You can be informed by multiple places and see one place in the other.
It is its own experience and it is an enriching experience. You can be informed by multiple places and see one place in the other. It is a conversation that occurs across your experiences of different places within you.
What is your connection to race in your work?
It's important to explore race. It's not something that exists outside of our lives. It exists within the fabric of our society. It's there, it's part of the world we live in. We have to navigate it one way or another when we wake up and look at ourselves in the morning.
There were some moments that were very formative for me growing up. Some of them are mentioned in both books. The Oka Crisis was a very moving moment. I remember watching the news at the time with my parents and thinking that some of the people in Quebec, who were throwing rocks at the cars as they were leaving the reserve, looked exactly like some of the white people I grew up with in Calgary.
It's important to explore race. It's not something that exists outside of our lives. It exists within the fabric of our society.
Some of the Indigenous people look like me and like members of my family. To see that degree of resentment and hatred and rancour and violence was something that gave me pause when thinking about whether I belonged in this nation — and what my presence meant and how I was thought about.
The other things that were very formative for me were the stories of Neil Stonechild and the 'starlight tours' in Saskatchewan. And also police shootings of youth in Montreal; Anthony Griffin was one of them. Those incidents shaped my sense of belonging, or not belonging, in this nation and my own vulnerability as a young person of colour. I was thinking of some of the dangers and experiences that I might have to navigate; some of those boys could very easily have been me on the prairie or people that I knew.
What do you hope readers take from works such as Magnetic Equator?
I hope that they enjoy the language, even when it's a rougher language. I hope that they get a sense of a kind of expanse of language. I was thinking a lot about the idea of language as landscape when writing it. So about the vastness of language, a playfulness of language and a language that holds a variety of different registers at the same time — from more formal English, to slang, to bits of patois and to French.
....................
## Task instructions
Continue the interview on race, place and language in writing from where it stops.

## Record extracts
....................
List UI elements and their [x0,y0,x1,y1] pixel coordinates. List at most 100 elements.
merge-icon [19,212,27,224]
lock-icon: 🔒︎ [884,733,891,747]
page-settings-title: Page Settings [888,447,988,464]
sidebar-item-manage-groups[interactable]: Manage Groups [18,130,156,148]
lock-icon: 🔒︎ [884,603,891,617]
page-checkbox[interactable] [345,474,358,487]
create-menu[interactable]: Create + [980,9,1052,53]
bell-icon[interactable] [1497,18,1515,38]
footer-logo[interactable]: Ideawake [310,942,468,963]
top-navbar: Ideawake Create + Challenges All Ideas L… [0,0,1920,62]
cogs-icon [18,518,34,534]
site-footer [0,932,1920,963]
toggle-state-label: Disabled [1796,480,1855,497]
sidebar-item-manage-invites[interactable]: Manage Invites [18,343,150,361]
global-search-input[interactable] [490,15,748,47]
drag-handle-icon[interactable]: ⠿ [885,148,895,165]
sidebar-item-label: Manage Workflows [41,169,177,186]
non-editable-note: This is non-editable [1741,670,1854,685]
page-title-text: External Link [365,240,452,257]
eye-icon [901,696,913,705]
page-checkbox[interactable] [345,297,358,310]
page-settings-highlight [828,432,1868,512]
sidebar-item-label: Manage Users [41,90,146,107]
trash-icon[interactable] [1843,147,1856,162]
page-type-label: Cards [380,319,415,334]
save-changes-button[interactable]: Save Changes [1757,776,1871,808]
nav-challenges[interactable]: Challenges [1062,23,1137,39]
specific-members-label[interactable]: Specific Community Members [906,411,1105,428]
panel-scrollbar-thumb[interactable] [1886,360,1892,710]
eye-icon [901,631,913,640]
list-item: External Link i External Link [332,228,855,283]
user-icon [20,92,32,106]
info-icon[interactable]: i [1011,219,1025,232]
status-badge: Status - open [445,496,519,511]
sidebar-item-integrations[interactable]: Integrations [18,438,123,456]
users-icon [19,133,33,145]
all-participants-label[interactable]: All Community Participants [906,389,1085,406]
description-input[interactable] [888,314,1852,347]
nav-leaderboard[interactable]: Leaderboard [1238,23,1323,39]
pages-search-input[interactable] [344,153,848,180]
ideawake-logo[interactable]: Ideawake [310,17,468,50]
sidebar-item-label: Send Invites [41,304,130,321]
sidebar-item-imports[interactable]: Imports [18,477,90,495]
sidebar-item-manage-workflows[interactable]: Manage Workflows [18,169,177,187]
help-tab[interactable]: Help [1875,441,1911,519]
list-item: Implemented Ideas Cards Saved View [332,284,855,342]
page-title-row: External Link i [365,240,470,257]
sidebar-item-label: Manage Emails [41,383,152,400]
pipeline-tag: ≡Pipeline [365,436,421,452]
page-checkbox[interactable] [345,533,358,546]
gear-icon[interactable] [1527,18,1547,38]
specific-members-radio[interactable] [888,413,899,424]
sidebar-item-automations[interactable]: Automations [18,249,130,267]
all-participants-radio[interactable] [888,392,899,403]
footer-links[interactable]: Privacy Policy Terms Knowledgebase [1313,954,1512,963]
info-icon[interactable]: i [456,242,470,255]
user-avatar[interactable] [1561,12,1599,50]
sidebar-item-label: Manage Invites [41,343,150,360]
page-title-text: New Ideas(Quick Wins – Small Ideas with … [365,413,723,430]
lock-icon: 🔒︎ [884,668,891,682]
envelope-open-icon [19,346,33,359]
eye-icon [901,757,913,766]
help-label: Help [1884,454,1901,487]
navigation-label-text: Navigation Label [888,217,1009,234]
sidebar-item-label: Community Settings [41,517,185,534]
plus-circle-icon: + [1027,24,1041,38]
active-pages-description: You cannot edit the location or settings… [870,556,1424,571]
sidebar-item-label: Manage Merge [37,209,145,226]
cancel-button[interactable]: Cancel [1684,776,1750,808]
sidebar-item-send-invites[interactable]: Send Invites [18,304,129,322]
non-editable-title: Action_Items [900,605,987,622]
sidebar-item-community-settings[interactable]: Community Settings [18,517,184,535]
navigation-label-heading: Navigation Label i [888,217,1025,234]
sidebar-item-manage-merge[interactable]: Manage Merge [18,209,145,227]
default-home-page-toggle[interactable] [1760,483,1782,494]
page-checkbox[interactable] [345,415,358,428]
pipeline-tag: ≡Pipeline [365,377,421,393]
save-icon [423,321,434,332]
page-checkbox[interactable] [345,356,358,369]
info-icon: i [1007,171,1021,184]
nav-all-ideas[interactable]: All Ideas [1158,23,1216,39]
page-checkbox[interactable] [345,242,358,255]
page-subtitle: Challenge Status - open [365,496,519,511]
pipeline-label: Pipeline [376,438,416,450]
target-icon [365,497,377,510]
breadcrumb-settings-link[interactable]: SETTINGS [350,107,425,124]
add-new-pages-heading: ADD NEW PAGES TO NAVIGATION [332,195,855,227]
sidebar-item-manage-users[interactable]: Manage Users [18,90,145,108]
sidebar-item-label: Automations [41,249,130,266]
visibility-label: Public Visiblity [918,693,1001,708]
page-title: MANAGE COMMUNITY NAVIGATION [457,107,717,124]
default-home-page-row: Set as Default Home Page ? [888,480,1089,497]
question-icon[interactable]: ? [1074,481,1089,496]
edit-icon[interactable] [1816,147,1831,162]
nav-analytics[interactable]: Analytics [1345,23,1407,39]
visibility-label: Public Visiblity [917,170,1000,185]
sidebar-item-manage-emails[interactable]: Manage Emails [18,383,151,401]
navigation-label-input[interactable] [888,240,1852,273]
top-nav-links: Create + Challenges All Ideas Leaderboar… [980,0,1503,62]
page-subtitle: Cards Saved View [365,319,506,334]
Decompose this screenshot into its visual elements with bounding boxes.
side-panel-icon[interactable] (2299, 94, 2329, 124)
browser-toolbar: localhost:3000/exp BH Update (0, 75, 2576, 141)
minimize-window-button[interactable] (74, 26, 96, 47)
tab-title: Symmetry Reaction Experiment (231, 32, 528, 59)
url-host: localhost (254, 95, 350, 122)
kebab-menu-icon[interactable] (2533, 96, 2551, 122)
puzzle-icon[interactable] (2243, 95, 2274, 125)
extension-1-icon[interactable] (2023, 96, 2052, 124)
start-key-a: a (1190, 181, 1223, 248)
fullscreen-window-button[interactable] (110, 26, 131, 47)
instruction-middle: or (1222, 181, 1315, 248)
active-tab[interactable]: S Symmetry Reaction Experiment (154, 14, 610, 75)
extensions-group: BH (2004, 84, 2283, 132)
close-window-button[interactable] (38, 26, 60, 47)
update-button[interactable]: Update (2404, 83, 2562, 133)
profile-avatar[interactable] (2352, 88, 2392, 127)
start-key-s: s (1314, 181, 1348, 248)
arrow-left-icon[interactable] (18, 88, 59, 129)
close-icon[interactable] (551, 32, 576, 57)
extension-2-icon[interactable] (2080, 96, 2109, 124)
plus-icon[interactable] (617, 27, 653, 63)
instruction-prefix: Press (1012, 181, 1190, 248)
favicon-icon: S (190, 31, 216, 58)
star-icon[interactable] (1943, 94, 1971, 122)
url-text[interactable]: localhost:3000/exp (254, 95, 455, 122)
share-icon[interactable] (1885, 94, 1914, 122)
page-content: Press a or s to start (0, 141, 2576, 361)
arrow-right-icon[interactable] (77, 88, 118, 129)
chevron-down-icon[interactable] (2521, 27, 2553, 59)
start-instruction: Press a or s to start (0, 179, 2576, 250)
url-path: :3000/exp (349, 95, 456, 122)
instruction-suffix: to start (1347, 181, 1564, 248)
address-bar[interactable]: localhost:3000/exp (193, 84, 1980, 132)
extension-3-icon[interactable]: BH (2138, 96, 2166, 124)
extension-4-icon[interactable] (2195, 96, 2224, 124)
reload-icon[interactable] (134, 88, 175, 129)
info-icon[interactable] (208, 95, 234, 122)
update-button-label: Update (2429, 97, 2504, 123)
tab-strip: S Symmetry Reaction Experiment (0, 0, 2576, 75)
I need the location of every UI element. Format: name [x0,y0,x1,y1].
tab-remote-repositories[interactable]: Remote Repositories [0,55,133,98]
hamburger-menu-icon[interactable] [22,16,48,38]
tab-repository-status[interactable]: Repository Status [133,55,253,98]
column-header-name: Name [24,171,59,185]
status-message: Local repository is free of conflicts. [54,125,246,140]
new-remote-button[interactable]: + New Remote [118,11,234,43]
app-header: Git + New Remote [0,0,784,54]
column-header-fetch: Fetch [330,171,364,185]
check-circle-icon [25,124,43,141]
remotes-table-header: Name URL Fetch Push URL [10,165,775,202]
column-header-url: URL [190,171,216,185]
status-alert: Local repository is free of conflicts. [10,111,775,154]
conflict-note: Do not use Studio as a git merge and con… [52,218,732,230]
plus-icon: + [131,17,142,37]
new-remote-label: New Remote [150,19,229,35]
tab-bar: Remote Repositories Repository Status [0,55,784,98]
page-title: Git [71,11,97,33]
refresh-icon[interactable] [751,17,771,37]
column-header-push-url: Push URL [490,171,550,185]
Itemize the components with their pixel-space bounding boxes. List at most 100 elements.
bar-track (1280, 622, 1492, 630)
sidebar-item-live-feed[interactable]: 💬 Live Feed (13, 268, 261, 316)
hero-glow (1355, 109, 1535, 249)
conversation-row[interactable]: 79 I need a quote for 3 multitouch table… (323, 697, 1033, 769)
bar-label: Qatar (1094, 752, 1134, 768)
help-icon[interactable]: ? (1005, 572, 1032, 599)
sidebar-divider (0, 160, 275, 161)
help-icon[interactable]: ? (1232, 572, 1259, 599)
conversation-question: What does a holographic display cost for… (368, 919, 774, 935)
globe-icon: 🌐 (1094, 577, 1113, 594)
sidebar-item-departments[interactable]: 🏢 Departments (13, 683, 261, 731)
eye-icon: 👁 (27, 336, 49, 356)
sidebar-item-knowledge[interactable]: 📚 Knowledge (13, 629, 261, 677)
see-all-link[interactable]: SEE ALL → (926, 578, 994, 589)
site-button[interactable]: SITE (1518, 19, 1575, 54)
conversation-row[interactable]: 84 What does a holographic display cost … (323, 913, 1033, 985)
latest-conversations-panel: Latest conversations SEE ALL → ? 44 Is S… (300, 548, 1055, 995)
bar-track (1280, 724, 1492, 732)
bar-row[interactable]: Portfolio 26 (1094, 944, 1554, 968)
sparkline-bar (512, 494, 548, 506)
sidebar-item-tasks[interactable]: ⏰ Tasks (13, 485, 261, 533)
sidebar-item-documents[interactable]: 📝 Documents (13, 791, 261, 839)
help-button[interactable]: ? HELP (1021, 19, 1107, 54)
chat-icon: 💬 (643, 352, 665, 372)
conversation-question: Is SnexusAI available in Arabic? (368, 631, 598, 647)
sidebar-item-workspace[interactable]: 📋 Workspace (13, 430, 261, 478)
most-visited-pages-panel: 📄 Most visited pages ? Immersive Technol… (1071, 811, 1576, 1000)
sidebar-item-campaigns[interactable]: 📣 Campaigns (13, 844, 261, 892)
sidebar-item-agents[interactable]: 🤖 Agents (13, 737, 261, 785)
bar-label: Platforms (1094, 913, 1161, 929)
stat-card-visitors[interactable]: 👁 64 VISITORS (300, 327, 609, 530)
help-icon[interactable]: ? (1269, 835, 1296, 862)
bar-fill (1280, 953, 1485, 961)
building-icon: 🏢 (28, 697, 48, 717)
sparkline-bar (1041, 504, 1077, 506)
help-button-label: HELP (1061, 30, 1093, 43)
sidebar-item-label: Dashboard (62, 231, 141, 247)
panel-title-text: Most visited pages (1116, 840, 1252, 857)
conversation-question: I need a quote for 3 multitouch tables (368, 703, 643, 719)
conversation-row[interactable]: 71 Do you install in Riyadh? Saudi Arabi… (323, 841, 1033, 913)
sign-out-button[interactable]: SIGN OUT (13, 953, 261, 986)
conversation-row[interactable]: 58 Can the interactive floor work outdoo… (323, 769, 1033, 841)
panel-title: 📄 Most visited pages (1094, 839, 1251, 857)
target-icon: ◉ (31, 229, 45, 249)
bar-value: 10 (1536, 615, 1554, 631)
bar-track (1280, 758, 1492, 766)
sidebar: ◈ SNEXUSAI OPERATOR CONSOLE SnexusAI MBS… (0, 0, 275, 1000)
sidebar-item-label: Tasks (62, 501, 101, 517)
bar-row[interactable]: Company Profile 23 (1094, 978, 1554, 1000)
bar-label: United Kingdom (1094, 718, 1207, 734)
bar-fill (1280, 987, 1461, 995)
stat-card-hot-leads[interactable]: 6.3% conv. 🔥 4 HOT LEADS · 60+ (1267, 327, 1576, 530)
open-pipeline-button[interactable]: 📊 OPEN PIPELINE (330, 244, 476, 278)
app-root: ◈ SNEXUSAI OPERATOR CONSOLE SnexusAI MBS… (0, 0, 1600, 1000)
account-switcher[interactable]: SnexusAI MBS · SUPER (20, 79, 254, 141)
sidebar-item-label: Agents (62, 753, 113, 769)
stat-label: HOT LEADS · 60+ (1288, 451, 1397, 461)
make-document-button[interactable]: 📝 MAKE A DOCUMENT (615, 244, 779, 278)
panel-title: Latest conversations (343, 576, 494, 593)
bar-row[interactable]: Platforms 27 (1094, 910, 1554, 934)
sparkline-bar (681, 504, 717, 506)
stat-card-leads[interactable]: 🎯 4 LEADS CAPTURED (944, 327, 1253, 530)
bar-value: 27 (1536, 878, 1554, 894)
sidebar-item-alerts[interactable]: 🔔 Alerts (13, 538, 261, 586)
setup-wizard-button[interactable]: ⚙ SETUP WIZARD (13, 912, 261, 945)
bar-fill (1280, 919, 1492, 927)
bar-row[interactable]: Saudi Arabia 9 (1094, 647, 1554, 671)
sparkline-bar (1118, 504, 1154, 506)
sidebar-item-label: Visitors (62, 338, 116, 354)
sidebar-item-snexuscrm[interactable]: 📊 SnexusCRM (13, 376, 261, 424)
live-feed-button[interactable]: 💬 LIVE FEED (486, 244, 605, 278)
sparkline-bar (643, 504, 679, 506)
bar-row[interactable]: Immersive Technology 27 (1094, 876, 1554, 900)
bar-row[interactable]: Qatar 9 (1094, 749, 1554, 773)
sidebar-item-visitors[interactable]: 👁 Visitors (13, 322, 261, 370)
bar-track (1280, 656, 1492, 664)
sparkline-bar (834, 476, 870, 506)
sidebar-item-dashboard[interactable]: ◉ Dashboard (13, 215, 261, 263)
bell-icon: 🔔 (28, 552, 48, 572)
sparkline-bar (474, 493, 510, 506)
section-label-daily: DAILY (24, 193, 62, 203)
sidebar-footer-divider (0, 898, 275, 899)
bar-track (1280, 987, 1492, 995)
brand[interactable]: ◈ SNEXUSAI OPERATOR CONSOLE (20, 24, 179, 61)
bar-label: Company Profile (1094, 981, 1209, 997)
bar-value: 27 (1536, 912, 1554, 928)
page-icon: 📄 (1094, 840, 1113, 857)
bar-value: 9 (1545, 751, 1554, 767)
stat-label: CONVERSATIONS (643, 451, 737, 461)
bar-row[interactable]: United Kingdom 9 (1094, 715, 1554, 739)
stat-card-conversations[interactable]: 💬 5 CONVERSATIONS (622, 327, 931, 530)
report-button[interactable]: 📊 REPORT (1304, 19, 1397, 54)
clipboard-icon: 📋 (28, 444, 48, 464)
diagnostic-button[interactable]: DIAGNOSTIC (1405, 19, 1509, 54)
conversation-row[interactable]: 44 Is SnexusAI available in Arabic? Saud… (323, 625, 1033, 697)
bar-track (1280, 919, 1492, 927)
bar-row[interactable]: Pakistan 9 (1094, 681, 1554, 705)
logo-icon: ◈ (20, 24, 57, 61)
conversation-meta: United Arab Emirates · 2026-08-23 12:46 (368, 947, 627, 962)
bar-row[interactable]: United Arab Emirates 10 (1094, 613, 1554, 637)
....................
## Your response
[It's written] in a language that is expansive. That's one thing I hope that people get from that. It's a language of diaspora, one that's informed by all of the different places that you've been in and experiences that you're aware of through your movement in the diaspora.
You've described your creative approach as being a "word-sound systemizer." Can you explain?
In Jamaican dub poetry, there is the expression of "word sound power." I thought of just riffing on that and adapting it to my own individual practice where it's a relationship between words and sound. They have a function within an overall structure or system that governs everything.
It's one thing to work in different forms — to write poetry, to write fiction, to do some performance and musical work — but they all inform one another.
It's one thing to work in different forms — to write poetry, to write fiction, to do some performance and musical work — but they all inform one another.
They are all part of a conversation.
How do you define success both as a poet and as a writer of fiction?
That's a good question. It's nice to be recognized for a big prize like the Griffin. Success for me is the ability to have a sustained career and to work with the people I work with and be in conversation with the people that I admire like Dionne Brand, Wayde Compton, David Chariandy.
And to be able to participate in that cultural conversation — a conversation about being, belonging, aesthetics, culture — and to be able to contribute something to that conversation. That for me is its success.
Kaie Kellough's comments have been edited for length and clarity.